Data entries

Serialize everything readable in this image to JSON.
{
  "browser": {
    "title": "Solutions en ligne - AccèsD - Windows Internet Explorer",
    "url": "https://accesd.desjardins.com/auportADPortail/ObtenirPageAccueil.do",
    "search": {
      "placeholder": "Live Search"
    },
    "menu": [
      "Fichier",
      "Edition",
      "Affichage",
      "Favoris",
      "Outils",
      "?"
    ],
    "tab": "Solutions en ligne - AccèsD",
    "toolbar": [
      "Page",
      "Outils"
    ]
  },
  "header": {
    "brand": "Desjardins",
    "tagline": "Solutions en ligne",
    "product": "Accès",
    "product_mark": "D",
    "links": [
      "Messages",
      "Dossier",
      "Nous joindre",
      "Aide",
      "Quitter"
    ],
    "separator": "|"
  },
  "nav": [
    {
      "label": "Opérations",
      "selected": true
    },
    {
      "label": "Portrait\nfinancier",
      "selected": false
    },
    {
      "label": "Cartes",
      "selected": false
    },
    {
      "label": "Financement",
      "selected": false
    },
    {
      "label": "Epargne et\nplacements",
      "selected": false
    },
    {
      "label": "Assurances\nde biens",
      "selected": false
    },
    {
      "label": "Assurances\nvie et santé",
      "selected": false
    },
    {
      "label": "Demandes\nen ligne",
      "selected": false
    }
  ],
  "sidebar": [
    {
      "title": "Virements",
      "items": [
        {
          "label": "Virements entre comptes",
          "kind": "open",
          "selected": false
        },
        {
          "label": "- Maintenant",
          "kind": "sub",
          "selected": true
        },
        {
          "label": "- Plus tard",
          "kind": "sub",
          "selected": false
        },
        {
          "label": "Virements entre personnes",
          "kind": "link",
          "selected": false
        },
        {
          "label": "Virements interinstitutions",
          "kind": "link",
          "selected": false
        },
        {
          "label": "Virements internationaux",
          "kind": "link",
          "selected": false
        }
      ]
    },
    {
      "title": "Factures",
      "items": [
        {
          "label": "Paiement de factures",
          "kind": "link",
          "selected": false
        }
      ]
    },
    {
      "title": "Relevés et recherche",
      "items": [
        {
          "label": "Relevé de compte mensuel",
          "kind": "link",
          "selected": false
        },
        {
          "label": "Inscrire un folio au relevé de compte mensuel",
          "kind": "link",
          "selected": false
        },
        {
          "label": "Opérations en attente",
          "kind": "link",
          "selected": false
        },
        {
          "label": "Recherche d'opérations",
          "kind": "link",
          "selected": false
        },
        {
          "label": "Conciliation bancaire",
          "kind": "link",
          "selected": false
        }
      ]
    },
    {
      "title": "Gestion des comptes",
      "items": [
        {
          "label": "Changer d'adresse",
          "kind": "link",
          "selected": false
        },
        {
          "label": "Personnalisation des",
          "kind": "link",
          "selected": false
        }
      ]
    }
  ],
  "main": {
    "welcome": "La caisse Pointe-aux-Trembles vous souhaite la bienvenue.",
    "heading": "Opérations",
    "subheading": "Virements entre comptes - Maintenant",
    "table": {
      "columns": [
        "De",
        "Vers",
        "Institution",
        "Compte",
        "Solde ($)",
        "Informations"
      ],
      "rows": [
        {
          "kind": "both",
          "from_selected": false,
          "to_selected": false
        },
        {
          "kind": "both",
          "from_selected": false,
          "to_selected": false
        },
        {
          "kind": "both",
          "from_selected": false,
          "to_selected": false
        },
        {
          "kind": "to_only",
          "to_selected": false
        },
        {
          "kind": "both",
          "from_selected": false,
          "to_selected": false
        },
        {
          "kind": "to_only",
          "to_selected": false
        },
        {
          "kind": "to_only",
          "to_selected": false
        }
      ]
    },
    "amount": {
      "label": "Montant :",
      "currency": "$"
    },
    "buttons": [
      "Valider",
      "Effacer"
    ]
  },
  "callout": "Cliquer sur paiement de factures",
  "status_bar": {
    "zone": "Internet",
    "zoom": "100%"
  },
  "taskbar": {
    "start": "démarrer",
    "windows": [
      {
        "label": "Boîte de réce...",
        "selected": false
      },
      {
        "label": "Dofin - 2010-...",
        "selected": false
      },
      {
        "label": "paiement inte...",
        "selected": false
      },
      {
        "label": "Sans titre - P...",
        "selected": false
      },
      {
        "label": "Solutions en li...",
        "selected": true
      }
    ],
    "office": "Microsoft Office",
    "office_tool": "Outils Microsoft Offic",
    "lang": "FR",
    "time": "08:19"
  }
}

**Task prompt**
Write out the entries above word for word.

**Solved exercise**
Serialize everything readable in this image to JSON.
{
  "browser": {
    "title": "Solutions en ligne - AccèsD - Windows Internet Explorer",
    "url": "https://accesd.desjardins.com/auportADPortail/ObtenirPageAccueil.do",
    "search": {
      "placeholder": "Live Search"
    },
    "menu": [
      "Fichier",
      "Edition",
      "Affichage",
      "Favoris",
      "Outils",
      "?"
    ],
    "tab": "Solutions en ligne - AccèsD",
    "toolbar": [
      "Page",
      "Outils"
    ]
  },
  "header": {
    "brand": "Desjardins",
    "tagline": "Solutions en ligne",
    "product": "Accès",
    "product_mark": "D",
    "links": [
      "Messages",
      "Dossier",
      "Nous joindre",
      "Aide",
      "Quitter"
    ],
    "separator": "|"
  },
  "nav": [
    {
      "label": "Opérations",
      "selected": true
    },
    {
      "label": "Portrait\nfinancier",
      "selected": false
    },
    {
      "label": "Cartes",
      "selected": false
    },
    {
      "label": "Financement",
      "selected": false
    },
    {
      "label": "Epargne et\nplacements",
      "selected": false
    },
    {
      "label": "Assurances\nde biens",
      "selected": false
    },
    {
      "label": "Assurances\nvie et santé",
      "selected": false
    },
    {
      "label": "Demandes\nen ligne",
      "selected": false
    }
  ],
  "sidebar": [
    {
      "title": "Virements",
      "items": [
        {
          "label": "Virements entre comptes",
          "kind": "open",
          "selected": false
        },
        {
          "label": "- Maintenant",
          "kind": "sub",
          "selected": true
        },
        {
          "label": "- Plus tard",
          "kind": "sub",
          "selected": false
        },
        {
          "label": "Virements entre personnes",
          "kind": "link",
          "selected": false
        },
        {
          "label": "Virements interinstitutions",
          "kind": "link",
          "selected": false
        },
        {
          "label": "Virements internationaux",
          "kind": "link",
          "selected": false
        }
      ]
    },
    {
      "title": "Factures",
      "items": [
        {
          "label": "Paiement de factures",
          "kind": "link",
          "selected": false
        }
      ]
    },
    {
      "title": "Relevés et recherche",
      "items": [
        {
          "label": "Relevé de compte mensuel",
          "kind": "link",
          "selected": false
        },
        {
          "label": "Inscrire un folio au relevé de compte mensuel",
          "kind": "link",
          "selected": false
        },
        {
          "label": "Opérations en attente",
          "kind": "link",
          "selected": false
        },
        {
          "label": "Recherche d'opérations",
          "kind": "link",
          "selected": false
        },
        {
          "label": "Conciliation bancaire",
          "kind": "link",
          "selected": false
        }
      ]
    },
    {
      "title": "Gestion des comptes",
      "items": [
        {
          "label": "Changer d'adresse",
          "kind": "link",
          "selected": false
        },
        {
          "label": "Personnalisation des",
          "kind": "link",
          "selected": false
        }
      ]
    }
  ],
  "main": {
    "welcome": "La caisse Pointe-aux-Trembles vous souhaite la bienvenue.",
    "heading": "Opérations",
    "subheading": "Virements entre comptes - Maintenant",
    "table": {
      "columns": [
        "De",
        "Vers",
        "Institution",
        "Compte",
        "Solde ($)",
        "Informations"
      ],
      "rows": [
        {
          "kind": "both",
          "from_selected": false,
          "to_selected": false
        },
        {
          "kind": "both",
          "from_selected": false,
          "to_selected": false
        },
        {
          "kind": "both",
          "from_selected": false,
          "to_selected": false
        },
        {
          "kind": "to_only",
          "to_selected": false
        },
        {
          "kind": "both",
          "from_selected": false,
          "to_selected": false
        },
        {
          "kind": "to_only",
          "to_selected": false
        },
        {
          "kind": "to_only",
          "to_selected": false
        }
      ]
    },
    "amount": {
      "label": "Montant :",
      "currency": "$"
    },
    "buttons": [
      "Valider",
      "Effacer"
    ]
  },
  "callout": "Cliquer sur paiement de factures",
  "status_bar": {
    "zone": "Internet",
    "zoom": "100%"
  },
  "taskbar": {
    "start": "démarrer",
    "windows": [
      {
        "label": "Boîte de réce...",
        "selected": false
      },
      {
        "label": "Dofin - 2010-...",
        "selected": false
      },
      {
        "label": "paiement inte...",
        "selected": false
      },
      {
        "label": "Sans titre - P...",
        "selected": false
      },
      {
        "label": "Solutions en li...",
        "selected": true
      }
    ],
    "office": "Microsoft Office",
    "office_tool": "Outils Microsoft Offic",
    "lang": "FR",
    "time": "08:19"
  }
}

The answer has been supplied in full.